▸ Data entries for graphics
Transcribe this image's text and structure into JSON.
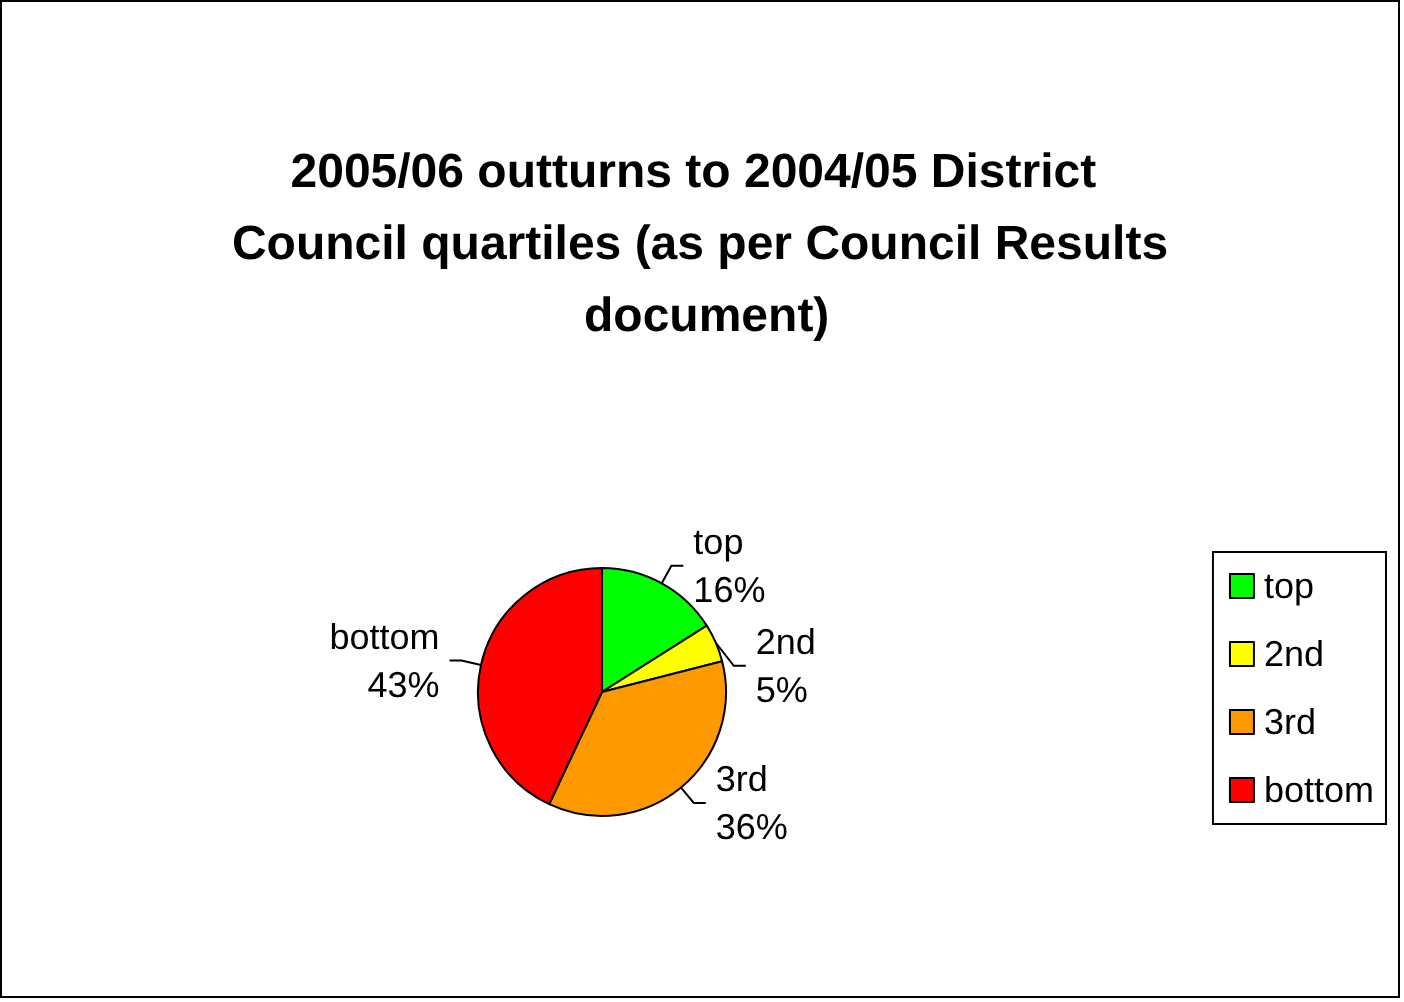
{
  "chart_data": {
    "type": "pie",
    "title": "2005/06 outturns to 2004/05 District Council quartiles (as per Council Results document)",
    "categories": [
      "top",
      "2nd",
      "3rd",
      "bottom"
    ],
    "values": [
      16,
      5,
      36,
      43
    ],
    "colors": [
      "#00ff00",
      "#ffff00",
      "#ff9900",
      "#ff0000"
    ],
    "value_labels": [
      "16%",
      "5%",
      "36%",
      "43%"
    ],
    "legend": "right"
  }
}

▸ TO BE DONE
Repeat the material above in full and unchanged, minus its images.

▸ FINISHED TASK
Transcribe this image's text and structure into JSON.
{
  "chart_data": {
    "type": "pie",
    "title": "2005/06 outturns to 2004/05 District Council quartiles (as per Council Results document)",
    "categories": [
      "top",
      "2nd",
      "3rd",
      "bottom"
    ],
    "values": [
      16,
      5,
      36,
      43
    ],
    "colors": [
      "#00ff00",
      "#ffff00",
      "#ff9900",
      "#ff0000"
    ],
    "value_labels": [
      "16%",
      "5%",
      "36%",
      "43%"
    ],
    "legend": "right"
  }
}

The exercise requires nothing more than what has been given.